• EXTRAIT FOURNI:
- - -

La littérature interdite à Sciences Po - France Catholique
Edit Template
Le martyre des carmélites
Edit Template

La littérature interdite à Sciences Po

Copier le lien

J’avais signalé à la mi-décembre dernier la suppression de l’épreuve écrite de culture générale au concours d’entrée à Sciences Po Paris. Et je tiens à revenir aujourd’hui sur le sujet. Comment, me dira-t-on ? N’y a-t-il pas des sujets d’actualité grave à commenter, telle la suppression du triple A (par une agence de notation), qui secoue en ce moment la France et se répercute à travers toute l’Europe ? Certes, je trouve la nouvelle fâcheuse, la déplore, mais il y a suffisamment de commentateurs autorisés de l’économie pour que je m’efface devant leurs avis éclairés, et d’ailleurs contradictoires. Si j’insiste sur cette question de culture générale, c’est qu’elle intéresse beaucoup moins alors qu’elle est à mes yeux essentielle. Il est paru à ce propos un article étonnant de Pierre Bénichou dans le dernier numéro du Nouvel Observateur. Il est digne de relancer la querelle.

Bénichou raconte comment il a été pressenti justement par Sciences Po Paris pour diriger un séminaire sur « le récit journalistique » et comment il a dû renoncer. Le malheureux était persuadé qu’il entraînerait l’enthousiasme des brillants sujets de la rue Saint Guillaume, en leur montrant quelle inspiration incomparable pouvait être la littérature française pour le journalisme contemporain. Il brûlait de communiquer toutes ses références classiques et modernes dans le cours d’un enseignement, où ses étudiants pourraient lui renvoyer la balle. Rimbaud, La Bruyère, Flaubert, il y avait là tout un trésor où puiser pour devenir de bons journalistes clairs et persuasifs. Il fut accueilli par une indifférence « même pas polie ». Et de plus, admonesté par la direction de l’école. Monsieur Bénichou, vous n’y êtes pas du tout !

Le papier de notre collègue est à la fois magnifique et terrifiant. Magnifique, car il montre comment, à son âge, on a encore la foi dans une culture sérieuse et profonde. Terrifiant, parce qu’il donne le sentiment que c’est de plus en plus une franche hostilité qui préside à l’étranglement aussi bien de la littérature, de l’histoire que de la pensée philosophique. Quelque chose d’essentiel est sur le point de se produire, qui touche à l’avenir de l’intelligence et pourrait bien revêtir une importance plus grande encore pour le futur que la perte de notre triple A.

Chronique lue sur Radio Notre-Dame le 16 janvier 2012.

- - -

• MATÉRIEL FOURNI:
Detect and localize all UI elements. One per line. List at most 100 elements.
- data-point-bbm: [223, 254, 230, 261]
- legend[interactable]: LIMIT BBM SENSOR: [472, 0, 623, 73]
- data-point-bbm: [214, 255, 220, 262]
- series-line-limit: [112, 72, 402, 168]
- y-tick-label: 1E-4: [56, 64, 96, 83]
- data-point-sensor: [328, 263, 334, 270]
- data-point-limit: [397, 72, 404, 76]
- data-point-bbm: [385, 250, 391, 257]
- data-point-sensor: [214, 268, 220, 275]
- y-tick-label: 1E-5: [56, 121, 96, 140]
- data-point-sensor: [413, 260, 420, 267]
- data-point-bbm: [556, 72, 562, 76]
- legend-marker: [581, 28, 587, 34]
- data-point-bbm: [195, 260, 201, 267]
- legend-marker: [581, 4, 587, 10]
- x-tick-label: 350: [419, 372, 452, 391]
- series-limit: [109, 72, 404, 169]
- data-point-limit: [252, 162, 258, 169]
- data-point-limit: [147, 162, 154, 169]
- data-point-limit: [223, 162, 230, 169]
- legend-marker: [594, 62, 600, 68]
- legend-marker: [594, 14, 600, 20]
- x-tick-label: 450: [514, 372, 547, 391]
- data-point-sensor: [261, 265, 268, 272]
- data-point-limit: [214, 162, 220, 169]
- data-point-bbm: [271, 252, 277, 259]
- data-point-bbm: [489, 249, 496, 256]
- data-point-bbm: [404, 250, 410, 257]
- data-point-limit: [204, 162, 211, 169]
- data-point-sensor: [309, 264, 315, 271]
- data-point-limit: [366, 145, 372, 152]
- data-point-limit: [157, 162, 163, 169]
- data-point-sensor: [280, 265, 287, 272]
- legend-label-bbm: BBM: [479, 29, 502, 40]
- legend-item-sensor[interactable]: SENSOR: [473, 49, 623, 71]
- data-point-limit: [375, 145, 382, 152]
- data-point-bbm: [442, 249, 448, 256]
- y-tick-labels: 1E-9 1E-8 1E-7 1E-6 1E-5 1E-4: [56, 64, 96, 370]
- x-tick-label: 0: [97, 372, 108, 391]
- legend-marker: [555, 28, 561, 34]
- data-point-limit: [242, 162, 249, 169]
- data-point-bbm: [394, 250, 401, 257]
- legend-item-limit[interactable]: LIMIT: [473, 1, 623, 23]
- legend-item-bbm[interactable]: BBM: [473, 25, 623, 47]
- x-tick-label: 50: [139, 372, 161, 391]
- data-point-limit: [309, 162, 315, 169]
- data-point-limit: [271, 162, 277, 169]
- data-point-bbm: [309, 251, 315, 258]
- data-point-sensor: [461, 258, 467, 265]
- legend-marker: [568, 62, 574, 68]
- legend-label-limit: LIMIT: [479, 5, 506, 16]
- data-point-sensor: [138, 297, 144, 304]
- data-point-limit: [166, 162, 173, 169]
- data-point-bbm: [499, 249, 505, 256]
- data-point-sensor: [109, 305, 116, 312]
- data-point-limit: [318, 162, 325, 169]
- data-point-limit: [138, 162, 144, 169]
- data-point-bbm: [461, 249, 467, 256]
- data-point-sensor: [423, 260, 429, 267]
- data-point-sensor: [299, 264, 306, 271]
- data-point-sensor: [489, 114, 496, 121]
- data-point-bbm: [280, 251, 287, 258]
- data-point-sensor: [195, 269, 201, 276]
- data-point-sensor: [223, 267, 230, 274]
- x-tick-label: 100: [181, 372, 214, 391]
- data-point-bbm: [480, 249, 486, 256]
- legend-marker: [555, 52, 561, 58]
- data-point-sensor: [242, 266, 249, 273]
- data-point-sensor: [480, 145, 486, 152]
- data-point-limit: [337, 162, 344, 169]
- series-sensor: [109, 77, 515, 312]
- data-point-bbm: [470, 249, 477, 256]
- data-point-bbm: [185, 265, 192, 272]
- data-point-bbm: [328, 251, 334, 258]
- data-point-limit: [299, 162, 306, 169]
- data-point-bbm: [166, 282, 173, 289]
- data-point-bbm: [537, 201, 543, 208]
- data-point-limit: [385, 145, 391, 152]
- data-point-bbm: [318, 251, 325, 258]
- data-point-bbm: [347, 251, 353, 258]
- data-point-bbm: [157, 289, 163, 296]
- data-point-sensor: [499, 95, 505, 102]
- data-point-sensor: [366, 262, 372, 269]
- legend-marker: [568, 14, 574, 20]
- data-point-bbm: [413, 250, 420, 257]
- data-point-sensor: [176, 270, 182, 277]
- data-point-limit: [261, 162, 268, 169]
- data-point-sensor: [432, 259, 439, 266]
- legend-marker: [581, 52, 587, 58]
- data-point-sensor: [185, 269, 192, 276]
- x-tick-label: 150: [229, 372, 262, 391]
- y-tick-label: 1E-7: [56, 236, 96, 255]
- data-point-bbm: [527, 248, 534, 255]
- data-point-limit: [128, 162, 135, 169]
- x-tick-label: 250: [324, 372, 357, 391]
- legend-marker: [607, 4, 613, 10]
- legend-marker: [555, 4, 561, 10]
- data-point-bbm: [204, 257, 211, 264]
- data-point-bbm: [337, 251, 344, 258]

- - -

• CONSIGNE:
Pour chacun des énoncés suivants, dites s'il concorde avec la chronique sur Sciences Po. Répondez par oui ou par non, en citant mot pour mot le passage qui tranche.
1. Pierre Bénichou a finalement dirigé le séminaire sur « le récit journalistique ».
2. L'article de Pierre Bénichou a paru dans le dernier numéro du Nouvel Observateur.
3. L'auteur signale pour la première fois la suppression de l'épreuve écrite de culture générale.
Le listing forme un matériel distinct de la chronique.

• CORRIGÉ:
1. Non : « comment il a dû renoncer »
2. Oui : « Il est paru à ce propos un article étonnant de Pierre Bénichou dans le dernier numéro du Nouvel Observateur »
3. Non : « J’avais signalé à la mi-décembre dernier la suppression de l’épreuve écrite de culture générale »